• The exercise
Set the listing down unchanged, minus every embedded image.

start

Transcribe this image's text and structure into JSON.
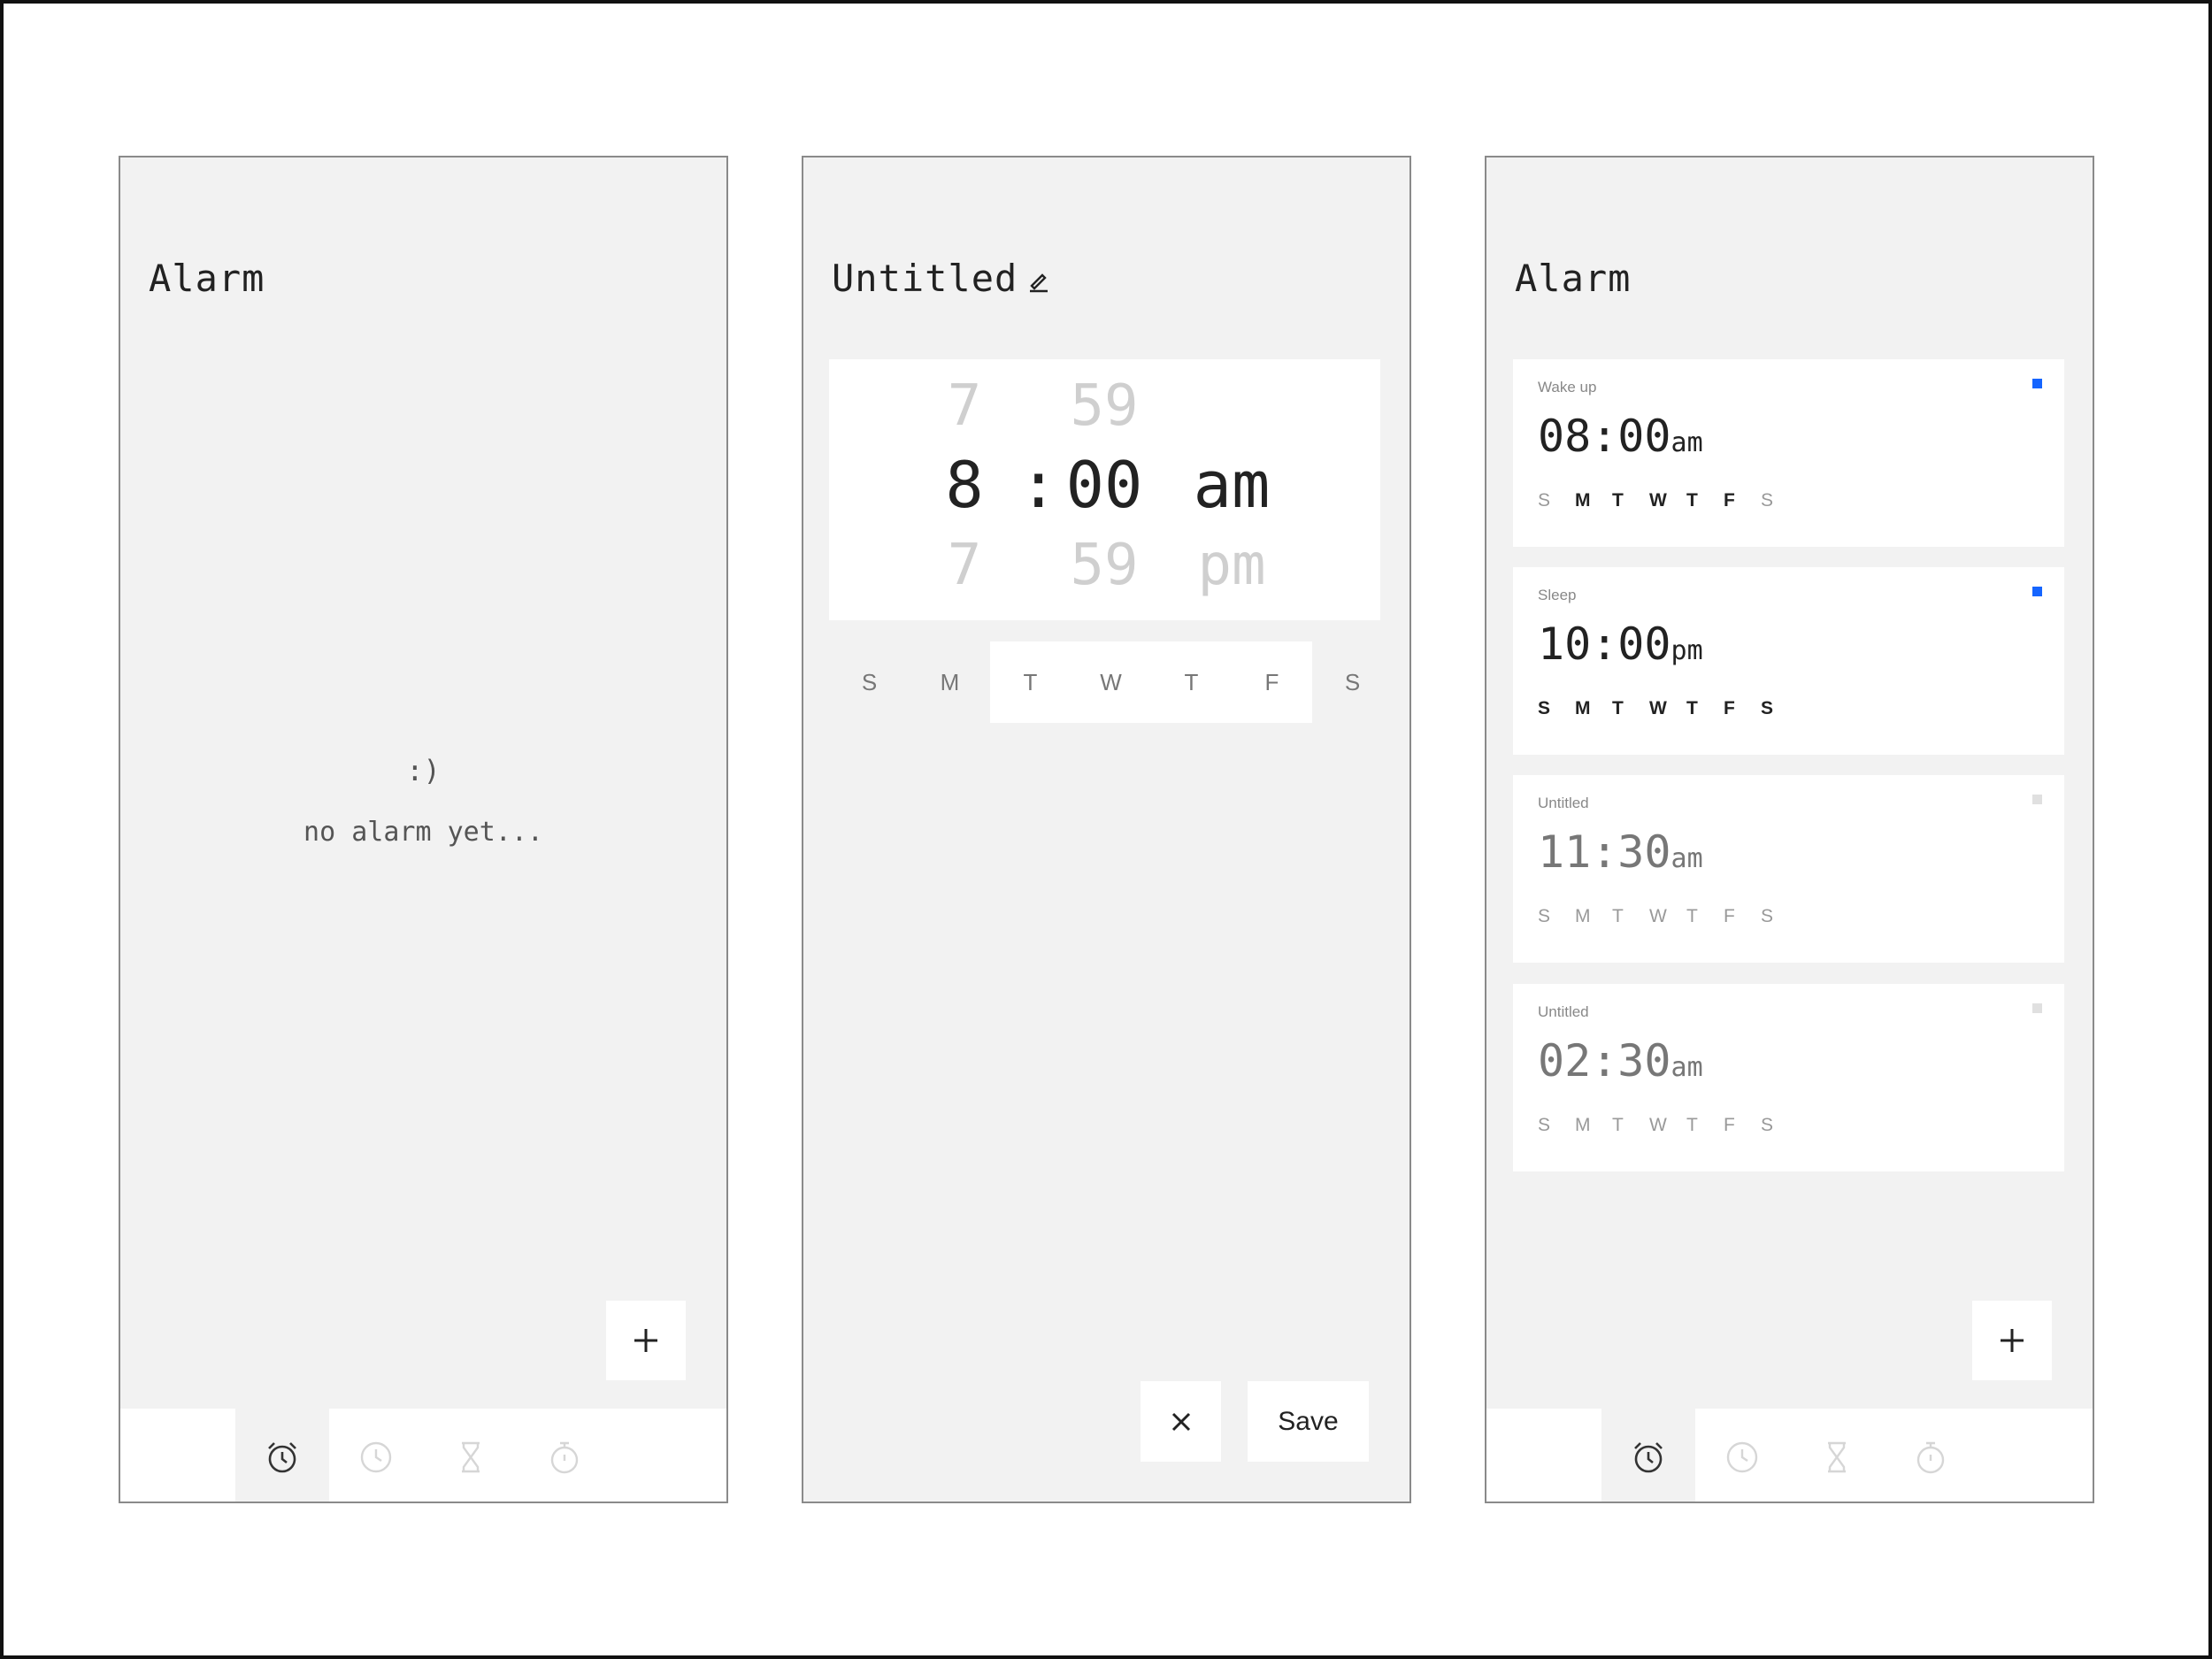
{
  "colors": {
    "screen_bg": "#f2f2f2",
    "surface": "#ffffff",
    "accent": "#1565ff",
    "text": "#222222",
    "muted": "#cfcfcf"
  },
  "screen1": {
    "title": "Alarm",
    "empty_face": ":)",
    "empty_text": "no alarm yet...",
    "add_button_icon": "plus-icon",
    "tabs": [
      {
        "icon": "alarm-clock-icon",
        "active": true
      },
      {
        "icon": "clock-icon",
        "active": false
      },
      {
        "icon": "hourglass-icon",
        "active": false
      },
      {
        "icon": "stopwatch-icon",
        "active": false
      }
    ]
  },
  "screen2": {
    "title": "Untitled",
    "edit_icon": "pencil-icon",
    "picker": {
      "hour_above": "7",
      "minute_above": "59",
      "hour": "8",
      "separator": ":",
      "minute": "00",
      "period": "am",
      "hour_below": "7",
      "minute_below": "59",
      "period_below": "pm"
    },
    "days": [
      {
        "label": "S",
        "on": false
      },
      {
        "label": "M",
        "on": false
      },
      {
        "label": "T",
        "on": true
      },
      {
        "label": "W",
        "on": true
      },
      {
        "label": "T",
        "on": true
      },
      {
        "label": "F",
        "on": true
      },
      {
        "label": "S",
        "on": false
      }
    ],
    "cancel_icon": "close-icon",
    "save_label": "Save"
  },
  "screen3": {
    "title": "Alarm",
    "alarms": [
      {
        "label": "Wake up",
        "time": "08:00",
        "period": "am",
        "enabled": true,
        "days": [
          {
            "label": "S",
            "on": false
          },
          {
            "label": "M",
            "on": true
          },
          {
            "label": "T",
            "on": true
          },
          {
            "label": "W",
            "on": true
          },
          {
            "label": "T",
            "on": true
          },
          {
            "label": "F",
            "on": true
          },
          {
            "label": "S",
            "on": false
          }
        ]
      },
      {
        "label": "Sleep",
        "time": "10:00",
        "period": "pm",
        "enabled": true,
        "days": [
          {
            "label": "S",
            "on": true
          },
          {
            "label": "M",
            "on": true
          },
          {
            "label": "T",
            "on": true
          },
          {
            "label": "W",
            "on": true
          },
          {
            "label": "T",
            "on": true
          },
          {
            "label": "F",
            "on": true
          },
          {
            "label": "S",
            "on": true
          }
        ]
      },
      {
        "label": "Untitled",
        "time": "11:30",
        "period": "am",
        "enabled": false,
        "days": [
          {
            "label": "S",
            "on": false
          },
          {
            "label": "M",
            "on": false
          },
          {
            "label": "T",
            "on": false
          },
          {
            "label": "W",
            "on": false
          },
          {
            "label": "T",
            "on": false
          },
          {
            "label": "F",
            "on": false
          },
          {
            "label": "S",
            "on": false
          }
        ]
      },
      {
        "label": "Untitled",
        "time": "02:30",
        "period": "am",
        "enabled": false,
        "days": [
          {
            "label": "S",
            "on": false
          },
          {
            "label": "M",
            "on": false
          },
          {
            "label": "T",
            "on": false
          },
          {
            "label": "W",
            "on": false
          },
          {
            "label": "T",
            "on": false
          },
          {
            "label": "F",
            "on": false
          },
          {
            "label": "S",
            "on": false
          }
        ]
      }
    ],
    "add_button_icon": "plus-icon",
    "tabs": [
      {
        "icon": "alarm-clock-icon",
        "active": true
      },
      {
        "icon": "clock-icon",
        "active": false
      },
      {
        "icon": "hourglass-icon",
        "active": false
      },
      {
        "icon": "stopwatch-icon",
        "active": false
      }
    ]
  }
}
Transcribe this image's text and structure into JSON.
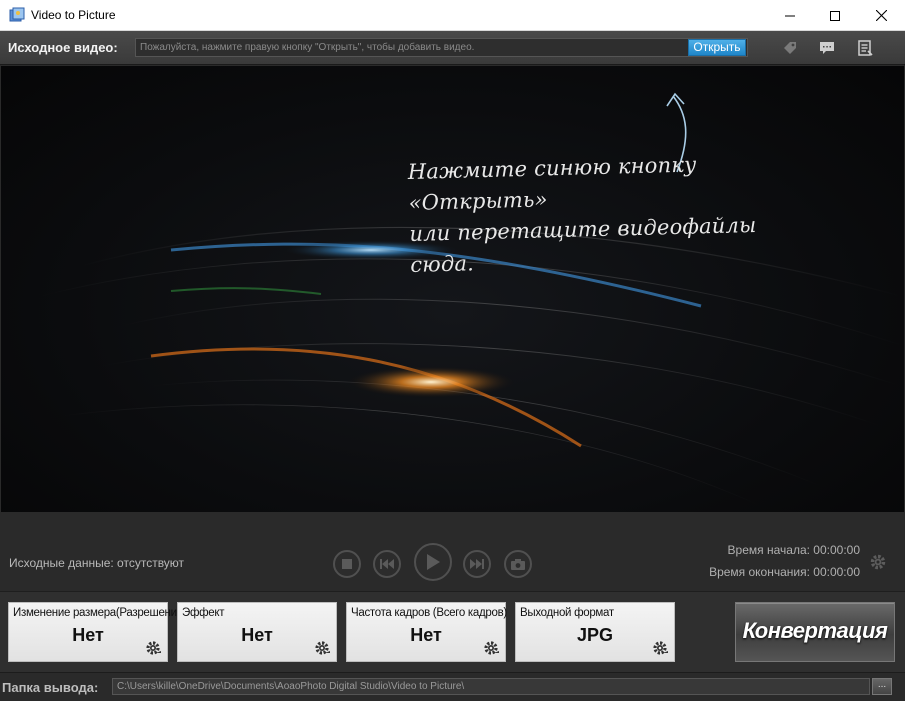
{
  "window": {
    "title": "Video to Picture",
    "icons": {
      "app": "app-icon",
      "minimize": "minimize-icon",
      "maximize": "maximize-icon",
      "close": "close-icon"
    }
  },
  "source": {
    "label": "Исходное видео:",
    "placeholder": "Пожалуйста, нажмите правую кнопку \"Открыть\", чтобы добавить видео.",
    "open_label": "Открыть",
    "tools": [
      "tag-icon",
      "comment-icon",
      "list-icon"
    ]
  },
  "preview": {
    "hint_line1": "Нажмите синюю кнопку «Открыть»",
    "hint_line2": "или перетащите видеофайлы сюда."
  },
  "controls": {
    "source_info": "Исходные данные: отсутствуют",
    "buttons": [
      "stop-icon",
      "previous-icon",
      "play-icon",
      "next-icon",
      "snapshot-icon"
    ],
    "start_time": "Время начала: 00:00:00",
    "end_time": "Время окончания: 00:00:00"
  },
  "settings": {
    "cards": [
      {
        "label": "Изменение размера(Разрешение)",
        "value": "Нет"
      },
      {
        "label": "Эффект",
        "value": "Нет"
      },
      {
        "label": "Частота кадров (Всего кадров)",
        "value": "Нет"
      },
      {
        "label": "Выходной формат",
        "value": "JPG"
      }
    ],
    "convert_label": "Конвертация"
  },
  "output": {
    "label": "Папка вывода:",
    "path": "C:\\Users\\kille\\OneDrive\\Documents\\AoaoPhoto Digital Studio\\Video to Picture\\",
    "browse_label": "..."
  },
  "colors": {
    "accent_blue": "#2f9ad8",
    "background": "#2a2a2a",
    "preview_bg": "#0b0c0e"
  }
}
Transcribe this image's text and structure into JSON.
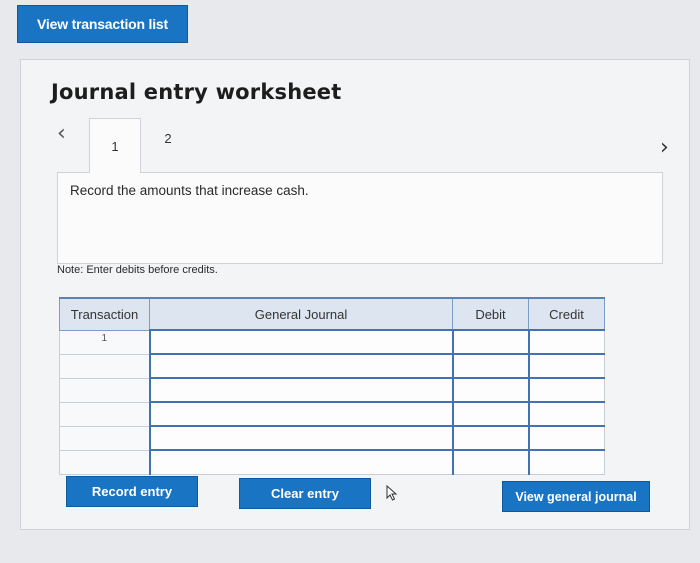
{
  "top_button": {
    "label": "View transaction list"
  },
  "worksheet": {
    "title": "Journal entry worksheet",
    "tabs": [
      "1",
      "2"
    ],
    "description": "Record the amounts that increase cash.",
    "note": "Note: Enter debits before credits."
  },
  "table": {
    "headers": {
      "transaction": "Transaction",
      "journal": "General Journal",
      "debit": "Debit",
      "credit": "Credit"
    },
    "rows": [
      {
        "transaction": "1"
      },
      {
        "transaction": ""
      },
      {
        "transaction": ""
      },
      {
        "transaction": ""
      },
      {
        "transaction": ""
      },
      {
        "transaction": ""
      }
    ]
  },
  "buttons": {
    "record": "Record entry",
    "clear": "Clear entry",
    "view_general": "View general journal"
  },
  "colors": {
    "accent": "#1a74c4",
    "header_bg": "#dde6f0",
    "input_border": "#3f73b6"
  }
}
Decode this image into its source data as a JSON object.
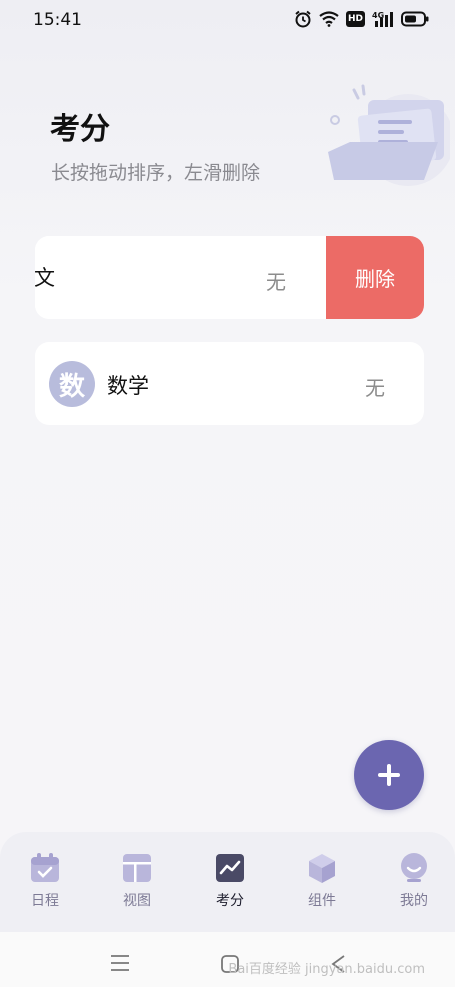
{
  "status_bar": {
    "time": "15:41",
    "hd_badge": "HD",
    "network": "4G"
  },
  "header": {
    "title": "考分",
    "subtitle": "长按拖动排序，左滑删除"
  },
  "subjects": [
    {
      "name_visible": "文",
      "score": "无",
      "delete_label": "删除",
      "swiped": true
    },
    {
      "avatar": "数",
      "name": "数学",
      "score": "无",
      "swiped": false
    }
  ],
  "tabs": [
    {
      "label": "日程",
      "icon": "calendar-icon",
      "active": false
    },
    {
      "label": "视图",
      "icon": "layout-icon",
      "active": false
    },
    {
      "label": "考分",
      "icon": "chart-icon",
      "active": true
    },
    {
      "label": "组件",
      "icon": "cube-icon",
      "active": false
    },
    {
      "label": "我的",
      "icon": "user-icon",
      "active": false
    }
  ],
  "watermark": "Bai百度经验 jingyan.baidu.com",
  "colors": {
    "accent": "#6b66b0",
    "delete": "#ec6b66",
    "avatar": "#b8bcdc",
    "tab_icon": "#b9b6db"
  }
}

end

• Answer to the task
Transcribe this image's text and structure into JSON.
{
  "colors": {
    "screen_bg": "#f2f2f2",
    "surface": "#ffffff",
    "accent": "#1565ff",
    "text": "#222222",
    "muted": "#cfcfcf"
  },
  "screen1": {
    "title": "Alarm",
    "empty_face": ":)",
    "empty_text": "no alarm yet...",
    "add_button_icon": "plus-icon",
    "tabs": [
      {
        "icon": "alarm-clock-icon",
        "active": true
      },
      {
        "icon": "clock-icon",
        "active": false
      },
      {
        "icon": "hourglass-icon",
        "active": false
      },
      {
        "icon": "stopwatch-icon",
        "active": false
      }
    ]
  },
  "screen2": {
    "title": "Untitled",
    "edit_icon": "pencil-icon",
    "picker": {
      "hour_above": "7",
      "minute_above": "59",
      "hour": "8",
      "separator": ":",
      "minute": "00",
      "period": "am",
      "hour_below": "7",
      "minute_below": "59",
      "period_below": "pm"
    },
    "days": [
      {
        "label": "S",
        "on": false
      },
      {
        "label": "M",
        "on": false
      },
      {
        "label": "T",
        "on": true
      },
      {
        "label": "W",
        "on": true
      },
      {
        "label": "T",
        "on": true
      },
      {
        "label": "F",
        "on": true
      },
      {
        "label": "S",
        "on": false
      }
    ],
    "cancel_icon": "close-icon",
    "save_label": "Save"
  },
  "screen3": {
    "title": "Alarm",
    "alarms": [
      {
        "label": "Wake up",
        "time": "08:00",
        "period": "am",
        "enabled": true,
        "days": [
          {
            "label": "S",
            "on": false
          },
          {
            "label": "M",
            "on": true
          },
          {
            "label": "T",
            "on": true
          },
          {
            "label": "W",
            "on": true
          },
          {
            "label": "T",
            "on": true
          },
          {
            "label": "F",
            "on": true
          },
          {
            "label": "S",
            "on": false
          }
        ]
      },
      {
        "label": "Sleep",
        "time": "10:00",
        "period": "pm",
        "enabled": true,
        "days": [
          {
            "label": "S",
            "on": true
          },
          {
            "label": "M",
            "on": true
          },
          {
            "label": "T",
            "on": true
          },
          {
            "label": "W",
            "on": true
          },
          {
            "label": "T",
            "on": true
          },
          {
            "label": "F",
            "on": true
          },
          {
            "label": "S",
            "on": true
          }
        ]
      },
      {
        "label": "Untitled",
        "time": "11:30",
        "period": "am",
        "enabled": false,
        "days": [
          {
            "label": "S",
            "on": false
          },
          {
            "label": "M",
            "on": false
          },
          {
            "label": "T",
            "on": false
          },
          {
            "label": "W",
            "on": false
          },
          {
            "label": "T",
            "on": false
          },
          {
            "label": "F",
            "on": false
          },
          {
            "label": "S",
            "on": false
          }
        ]
      },
      {
        "label": "Untitled",
        "time": "02:30",
        "period": "am",
        "enabled": false,
        "days": [
          {
            "label": "S",
            "on": false
          },
          {
            "label": "M",
            "on": false
          },
          {
            "label": "T",
            "on": false
          },
          {
            "label": "W",
            "on": false
          },
          {
            "label": "T",
            "on": false
          },
          {
            "label": "F",
            "on": false
          },
          {
            "label": "S",
            "on": false
          }
        ]
      }
    ],
    "add_button_icon": "plus-icon",
    "tabs": [
      {
        "icon": "alarm-clock-icon",
        "active": true
      },
      {
        "icon": "clock-icon",
        "active": false
      },
      {
        "icon": "hourglass-icon",
        "active": false
      },
      {
        "icon": "stopwatch-icon",
        "active": false
      }
    ]
  }
}
Transcribe this image's text and structure into JSON.
{
  "window": {
    "title": "Video to Picture",
    "icons": {
      "app": "app-icon",
      "minimize": "minimize-icon",
      "maximize": "maximize-icon",
      "close": "close-icon"
    }
  },
  "source": {
    "label": "Исходное видео:",
    "placeholder": "Пожалуйста, нажмите правую кнопку \"Открыть\", чтобы добавить видео.",
    "open_label": "Открыть",
    "tools": [
      "tag-icon",
      "comment-icon",
      "list-icon"
    ]
  },
  "preview": {
    "hint_line1": "Нажмите синюю кнопку «Открыть»",
    "hint_line2": "или перетащите видеофайлы сюда."
  },
  "controls": {
    "source_info": "Исходные данные: отсутствуют",
    "buttons": [
      "stop-icon",
      "previous-icon",
      "play-icon",
      "next-icon",
      "snapshot-icon"
    ],
    "start_time": "Время начала: 00:00:00",
    "end_time": "Время окончания: 00:00:00"
  },
  "settings": {
    "cards": [
      {
        "label": "Изменение размера(Разрешение)",
        "value": "Нет"
      },
      {
        "label": "Эффект",
        "value": "Нет"
      },
      {
        "label": "Частота кадров (Всего кадров)",
        "value": "Нет"
      },
      {
        "label": "Выходной формат",
        "value": "JPG"
      }
    ],
    "convert_label": "Конвертация"
  },
  "output": {
    "label": "Папка вывода:",
    "path": "C:\\Users\\kille\\OneDrive\\Documents\\AoaoPhoto Digital Studio\\Video to Picture\\",
    "browse_label": "..."
  },
  "colors": {
    "accent_blue": "#2f9ad8",
    "background": "#2a2a2a",
    "preview_bg": "#0b0c0e"
  }
}
Transcribe this image's text and structure into JSON.
{
  "top_button": {
    "label": "View transaction list"
  },
  "worksheet": {
    "title": "Journal entry worksheet",
    "tabs": [
      "1",
      "2"
    ],
    "description": "Record the amounts that increase cash.",
    "note": "Note: Enter debits before credits."
  },
  "table": {
    "headers": {
      "transaction": "Transaction",
      "journal": "General Journal",
      "debit": "Debit",
      "credit": "Credit"
    },
    "rows": [
      {
        "transaction": "1"
      },
      {
        "transaction": ""
      },
      {
        "transaction": ""
      },
      {
        "transaction": ""
      },
      {
        "transaction": ""
      },
      {
        "transaction": ""
      }
    ]
  },
  "buttons": {
    "record": "Record entry",
    "clear": "Clear entry",
    "view_general": "View general journal"
  },
  "colors": {
    "accent": "#1a74c4",
    "header_bg": "#dde6f0",
    "input_border": "#3f73b6"
  }
}
Decode this image into its source data as a JSON object.
{
  "status_bar": {
    "time": "15:41",
    "hd_badge": "HD",
    "network": "4G"
  },
  "header": {
    "title": "考分",
    "subtitle": "长按拖动排序，左滑删除"
  },
  "subjects": [
    {
      "name_visible": "文",
      "score": "无",
      "delete_label": "删除",
      "swiped": true
    },
    {
      "avatar": "数",
      "name": "数学",
      "score": "无",
      "swiped": false
    }
  ],
  "tabs": [
    {
      "label": "日程",
      "icon": "calendar-icon",
      "active": false
    },
    {
      "label": "视图",
      "icon": "layout-icon",
      "active": false
    },
    {
      "label": "考分",
      "icon": "chart-icon",
      "active": true
    },
    {
      "label": "组件",
      "icon": "cube-icon",
      "active": false
    },
    {
      "label": "我的",
      "icon": "user-icon",
      "active": false
    }
  ],
  "watermark": "Bai百度经验 jingyan.baidu.com",
  "colors": {
    "accent": "#6b66b0",
    "delete": "#ec6b66",
    "avatar": "#b8bcdc",
    "tab_icon": "#b9b6db"
  }
}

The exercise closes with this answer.